* begin DATASET ROWS *
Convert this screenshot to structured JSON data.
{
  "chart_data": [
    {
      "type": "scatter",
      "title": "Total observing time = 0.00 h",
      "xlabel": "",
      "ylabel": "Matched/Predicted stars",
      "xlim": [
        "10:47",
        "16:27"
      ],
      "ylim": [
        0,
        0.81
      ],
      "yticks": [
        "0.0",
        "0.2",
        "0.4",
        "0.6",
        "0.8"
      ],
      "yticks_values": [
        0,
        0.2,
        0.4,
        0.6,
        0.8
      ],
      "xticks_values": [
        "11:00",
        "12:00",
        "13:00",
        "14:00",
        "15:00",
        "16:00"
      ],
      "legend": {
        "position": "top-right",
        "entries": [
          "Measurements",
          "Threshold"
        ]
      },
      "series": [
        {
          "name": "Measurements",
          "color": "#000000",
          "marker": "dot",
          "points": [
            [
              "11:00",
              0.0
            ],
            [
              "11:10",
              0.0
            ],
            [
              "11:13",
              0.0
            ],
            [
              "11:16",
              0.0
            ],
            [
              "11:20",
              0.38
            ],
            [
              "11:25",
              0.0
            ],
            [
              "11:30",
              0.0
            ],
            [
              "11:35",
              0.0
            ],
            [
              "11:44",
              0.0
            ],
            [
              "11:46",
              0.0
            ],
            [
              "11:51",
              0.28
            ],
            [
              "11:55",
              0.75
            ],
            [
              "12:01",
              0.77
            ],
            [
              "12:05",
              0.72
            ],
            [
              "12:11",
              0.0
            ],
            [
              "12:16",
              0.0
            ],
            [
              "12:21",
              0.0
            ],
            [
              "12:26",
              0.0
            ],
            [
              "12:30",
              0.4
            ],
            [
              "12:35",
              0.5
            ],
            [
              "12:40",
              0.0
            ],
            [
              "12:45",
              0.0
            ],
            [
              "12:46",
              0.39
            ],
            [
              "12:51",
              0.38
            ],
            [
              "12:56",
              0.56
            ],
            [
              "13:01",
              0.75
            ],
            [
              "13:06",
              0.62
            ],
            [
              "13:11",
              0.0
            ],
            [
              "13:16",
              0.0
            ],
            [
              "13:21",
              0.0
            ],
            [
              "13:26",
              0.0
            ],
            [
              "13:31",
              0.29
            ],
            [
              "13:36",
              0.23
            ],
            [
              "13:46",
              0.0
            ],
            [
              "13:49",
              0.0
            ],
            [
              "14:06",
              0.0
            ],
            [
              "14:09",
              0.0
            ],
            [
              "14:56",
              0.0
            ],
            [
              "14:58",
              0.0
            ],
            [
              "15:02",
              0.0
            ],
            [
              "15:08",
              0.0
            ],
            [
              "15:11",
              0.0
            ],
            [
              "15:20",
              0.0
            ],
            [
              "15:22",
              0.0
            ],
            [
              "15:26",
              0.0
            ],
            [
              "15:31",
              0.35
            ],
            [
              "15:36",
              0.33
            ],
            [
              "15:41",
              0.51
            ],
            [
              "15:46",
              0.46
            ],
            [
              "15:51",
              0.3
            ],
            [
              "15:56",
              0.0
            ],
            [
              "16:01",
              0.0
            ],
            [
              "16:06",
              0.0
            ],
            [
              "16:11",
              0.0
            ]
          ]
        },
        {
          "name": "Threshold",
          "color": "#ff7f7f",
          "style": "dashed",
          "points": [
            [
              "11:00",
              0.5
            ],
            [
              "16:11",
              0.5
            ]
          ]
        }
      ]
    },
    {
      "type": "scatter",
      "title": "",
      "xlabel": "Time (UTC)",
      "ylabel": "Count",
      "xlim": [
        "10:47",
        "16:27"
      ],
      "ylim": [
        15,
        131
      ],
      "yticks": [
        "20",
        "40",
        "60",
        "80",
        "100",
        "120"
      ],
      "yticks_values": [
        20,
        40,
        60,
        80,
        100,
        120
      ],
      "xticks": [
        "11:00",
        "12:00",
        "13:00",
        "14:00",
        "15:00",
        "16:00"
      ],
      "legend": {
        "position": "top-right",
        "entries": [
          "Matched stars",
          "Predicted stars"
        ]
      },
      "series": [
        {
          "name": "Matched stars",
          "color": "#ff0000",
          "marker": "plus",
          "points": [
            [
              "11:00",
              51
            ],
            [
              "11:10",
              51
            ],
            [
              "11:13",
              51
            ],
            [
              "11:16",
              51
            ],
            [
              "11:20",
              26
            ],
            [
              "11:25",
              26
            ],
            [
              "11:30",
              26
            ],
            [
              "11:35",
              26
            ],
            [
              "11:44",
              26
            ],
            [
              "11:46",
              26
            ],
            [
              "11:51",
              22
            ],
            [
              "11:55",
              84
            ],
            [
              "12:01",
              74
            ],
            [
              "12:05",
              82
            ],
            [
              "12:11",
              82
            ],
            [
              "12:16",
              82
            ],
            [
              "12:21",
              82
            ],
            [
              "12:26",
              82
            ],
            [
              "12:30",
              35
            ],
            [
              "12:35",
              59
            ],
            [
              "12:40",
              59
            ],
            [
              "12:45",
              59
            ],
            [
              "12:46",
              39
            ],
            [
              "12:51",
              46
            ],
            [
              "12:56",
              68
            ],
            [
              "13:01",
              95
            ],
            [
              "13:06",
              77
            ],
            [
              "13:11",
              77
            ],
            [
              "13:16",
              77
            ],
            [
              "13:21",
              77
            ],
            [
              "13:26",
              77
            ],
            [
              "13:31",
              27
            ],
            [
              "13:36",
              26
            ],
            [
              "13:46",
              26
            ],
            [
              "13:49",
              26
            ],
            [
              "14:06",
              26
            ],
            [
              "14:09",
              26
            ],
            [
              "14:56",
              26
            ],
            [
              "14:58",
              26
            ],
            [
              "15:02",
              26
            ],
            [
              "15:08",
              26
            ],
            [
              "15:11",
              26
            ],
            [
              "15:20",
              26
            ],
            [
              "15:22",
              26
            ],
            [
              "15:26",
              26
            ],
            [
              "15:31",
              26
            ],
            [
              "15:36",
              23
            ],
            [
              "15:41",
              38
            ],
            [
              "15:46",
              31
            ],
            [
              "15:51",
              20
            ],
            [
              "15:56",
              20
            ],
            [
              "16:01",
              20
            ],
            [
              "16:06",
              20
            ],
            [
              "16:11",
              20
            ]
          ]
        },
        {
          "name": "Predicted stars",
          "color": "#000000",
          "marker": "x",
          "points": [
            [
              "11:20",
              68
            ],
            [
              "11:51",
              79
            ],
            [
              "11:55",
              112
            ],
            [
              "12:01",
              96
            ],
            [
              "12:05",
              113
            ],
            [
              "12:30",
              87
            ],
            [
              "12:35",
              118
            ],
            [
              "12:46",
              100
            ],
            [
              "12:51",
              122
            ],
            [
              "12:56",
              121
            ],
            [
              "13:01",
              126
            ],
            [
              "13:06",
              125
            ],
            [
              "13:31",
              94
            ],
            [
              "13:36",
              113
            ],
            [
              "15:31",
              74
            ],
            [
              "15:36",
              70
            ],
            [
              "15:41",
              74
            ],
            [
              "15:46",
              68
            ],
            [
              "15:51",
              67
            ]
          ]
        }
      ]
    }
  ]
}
* end DATASET ROWS *
◆ **TASK OBJECTIVE**: Go through the listing above and return every line where the word "Matched" occurs.

◆ **FINAL ANSWER**:
      "ylabel": "Matched/Predicted stars",
          "Matched stars",
          "name": "Matched stars",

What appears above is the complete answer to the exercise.